# START OF Supplied material

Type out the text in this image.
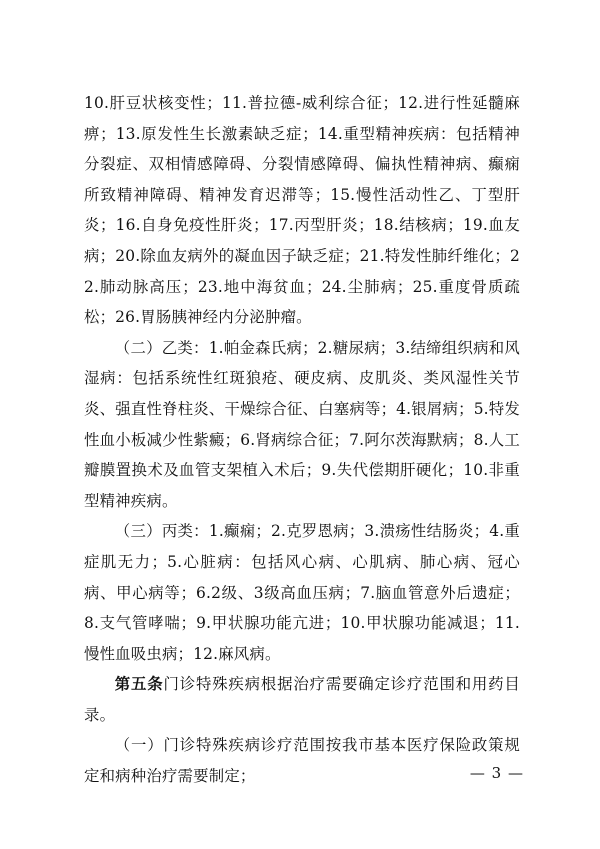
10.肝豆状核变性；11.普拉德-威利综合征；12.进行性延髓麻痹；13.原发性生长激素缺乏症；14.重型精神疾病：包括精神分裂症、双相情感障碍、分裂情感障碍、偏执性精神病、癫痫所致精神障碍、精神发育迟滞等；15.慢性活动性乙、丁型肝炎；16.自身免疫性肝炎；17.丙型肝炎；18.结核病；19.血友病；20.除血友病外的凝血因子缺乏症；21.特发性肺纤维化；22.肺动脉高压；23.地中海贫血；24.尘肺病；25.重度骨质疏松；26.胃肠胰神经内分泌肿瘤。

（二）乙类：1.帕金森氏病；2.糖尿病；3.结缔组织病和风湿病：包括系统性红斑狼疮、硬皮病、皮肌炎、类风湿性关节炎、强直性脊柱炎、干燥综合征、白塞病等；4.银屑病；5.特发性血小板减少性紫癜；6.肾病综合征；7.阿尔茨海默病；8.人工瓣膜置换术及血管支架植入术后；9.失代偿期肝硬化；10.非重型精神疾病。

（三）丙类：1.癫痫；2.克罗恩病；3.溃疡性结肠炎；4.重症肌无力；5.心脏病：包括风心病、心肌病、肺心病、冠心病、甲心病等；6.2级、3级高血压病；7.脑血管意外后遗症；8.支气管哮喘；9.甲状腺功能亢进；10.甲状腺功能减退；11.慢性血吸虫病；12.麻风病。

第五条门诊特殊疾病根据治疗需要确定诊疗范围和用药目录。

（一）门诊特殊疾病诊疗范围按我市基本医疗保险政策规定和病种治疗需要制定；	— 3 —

# END OF Supplied material
# START OF Supplied material

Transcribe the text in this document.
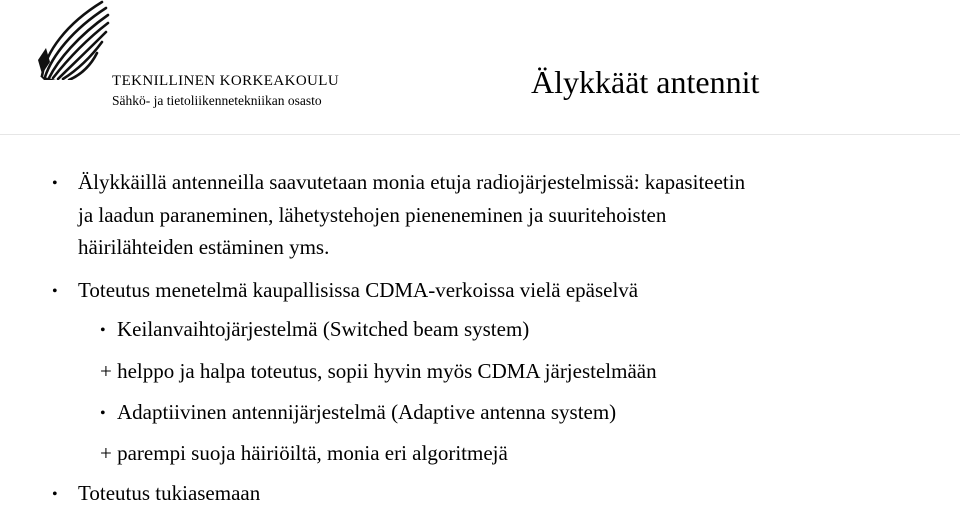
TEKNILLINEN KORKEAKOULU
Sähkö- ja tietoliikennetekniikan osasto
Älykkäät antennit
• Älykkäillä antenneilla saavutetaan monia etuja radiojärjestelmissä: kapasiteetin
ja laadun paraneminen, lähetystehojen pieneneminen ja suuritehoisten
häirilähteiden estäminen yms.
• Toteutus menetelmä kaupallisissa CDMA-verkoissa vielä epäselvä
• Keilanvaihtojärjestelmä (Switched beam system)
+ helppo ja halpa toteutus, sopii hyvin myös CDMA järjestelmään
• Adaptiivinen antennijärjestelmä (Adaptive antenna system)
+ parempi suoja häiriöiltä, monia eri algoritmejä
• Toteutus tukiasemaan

# END OF Supplied material

- What the task asks
Your task is to gather every line with the word "CDMA" and copy it.

- Response
• Toteutus menetelmä kaupallisissa CDMA-verkoissa vielä epäselvä
+ helppo ja halpa toteutus, sopii hyvin myös CDMA järjestelmään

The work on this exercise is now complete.